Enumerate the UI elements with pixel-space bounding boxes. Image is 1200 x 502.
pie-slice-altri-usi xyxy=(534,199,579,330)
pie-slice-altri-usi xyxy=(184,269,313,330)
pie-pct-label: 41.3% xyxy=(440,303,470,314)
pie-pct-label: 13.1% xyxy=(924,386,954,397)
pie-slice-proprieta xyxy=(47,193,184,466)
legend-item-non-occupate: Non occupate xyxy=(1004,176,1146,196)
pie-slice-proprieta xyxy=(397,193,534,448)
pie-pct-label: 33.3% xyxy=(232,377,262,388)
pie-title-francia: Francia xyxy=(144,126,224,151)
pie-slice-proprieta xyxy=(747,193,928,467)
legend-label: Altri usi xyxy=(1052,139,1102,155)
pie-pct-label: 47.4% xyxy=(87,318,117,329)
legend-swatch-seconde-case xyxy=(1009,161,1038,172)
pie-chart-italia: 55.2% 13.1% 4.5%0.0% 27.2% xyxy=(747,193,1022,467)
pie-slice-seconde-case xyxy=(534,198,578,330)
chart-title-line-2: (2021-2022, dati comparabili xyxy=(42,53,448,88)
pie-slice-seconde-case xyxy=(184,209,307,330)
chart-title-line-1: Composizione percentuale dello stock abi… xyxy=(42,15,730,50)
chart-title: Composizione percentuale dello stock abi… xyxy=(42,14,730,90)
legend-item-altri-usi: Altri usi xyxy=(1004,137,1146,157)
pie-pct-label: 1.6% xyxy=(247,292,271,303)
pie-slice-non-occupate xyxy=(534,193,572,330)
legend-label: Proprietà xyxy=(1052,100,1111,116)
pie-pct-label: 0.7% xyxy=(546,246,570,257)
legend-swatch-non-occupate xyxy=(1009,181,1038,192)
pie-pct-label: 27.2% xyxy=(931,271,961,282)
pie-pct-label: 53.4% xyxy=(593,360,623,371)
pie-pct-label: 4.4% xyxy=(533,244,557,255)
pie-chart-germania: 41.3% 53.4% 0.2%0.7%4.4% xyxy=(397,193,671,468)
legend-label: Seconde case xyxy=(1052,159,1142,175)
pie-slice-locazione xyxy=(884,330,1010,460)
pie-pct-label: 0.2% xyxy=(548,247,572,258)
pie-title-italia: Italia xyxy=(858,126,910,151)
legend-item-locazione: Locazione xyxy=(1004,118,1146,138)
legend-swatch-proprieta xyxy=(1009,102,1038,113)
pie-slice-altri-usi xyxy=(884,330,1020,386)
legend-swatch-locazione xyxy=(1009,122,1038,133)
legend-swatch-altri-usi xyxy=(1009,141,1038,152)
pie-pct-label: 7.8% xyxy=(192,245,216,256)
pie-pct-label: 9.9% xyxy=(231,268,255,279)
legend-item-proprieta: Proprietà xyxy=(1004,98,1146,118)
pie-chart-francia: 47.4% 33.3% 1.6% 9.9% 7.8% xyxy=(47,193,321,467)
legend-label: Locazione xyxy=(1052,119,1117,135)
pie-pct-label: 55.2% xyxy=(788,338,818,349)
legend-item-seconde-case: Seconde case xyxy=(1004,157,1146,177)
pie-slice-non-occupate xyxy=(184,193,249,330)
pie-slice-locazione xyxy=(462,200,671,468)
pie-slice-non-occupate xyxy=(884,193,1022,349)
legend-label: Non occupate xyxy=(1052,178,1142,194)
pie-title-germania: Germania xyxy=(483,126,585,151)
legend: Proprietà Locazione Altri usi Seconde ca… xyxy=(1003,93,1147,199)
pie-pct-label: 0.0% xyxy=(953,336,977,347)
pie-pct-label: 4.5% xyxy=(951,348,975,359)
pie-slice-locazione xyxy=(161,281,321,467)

------------

== What you should do ==
Give the lines of the records as a numbered list, leaving out blank lines, from the start of the records through the line with "legend-swatch-seconde-case xyxy=(1009,161,1038,172)", both ends included.

== Full output ==
1. Enumerate the UI elements with pixel-space bounding boxes. Image is 1200 x 502.
2. pie-slice-altri-usi xyxy=(534,199,579,330)
3. pie-slice-altri-usi xyxy=(184,269,313,330)
4. pie-pct-label: 41.3% xyxy=(440,303,470,314)
5. pie-pct-label: 13.1% xyxy=(924,386,954,397)
6. pie-slice-proprieta xyxy=(47,193,184,466)
7. legend-item-non-occupate: Non occupate xyxy=(1004,176,1146,196)
8. pie-slice-proprieta xyxy=(397,193,534,448)
9. pie-pct-label: 33.3% xyxy=(232,377,262,388)
10. pie-title-francia: Francia xyxy=(144,126,224,151)
11. pie-slice-proprieta xyxy=(747,193,928,467)
12. legend-label: Altri usi xyxy=(1052,139,1102,155)
13. pie-pct-label: 47.4% xyxy=(87,318,117,329)
14. legend-swatch-seconde-case xyxy=(1009,161,1038,172)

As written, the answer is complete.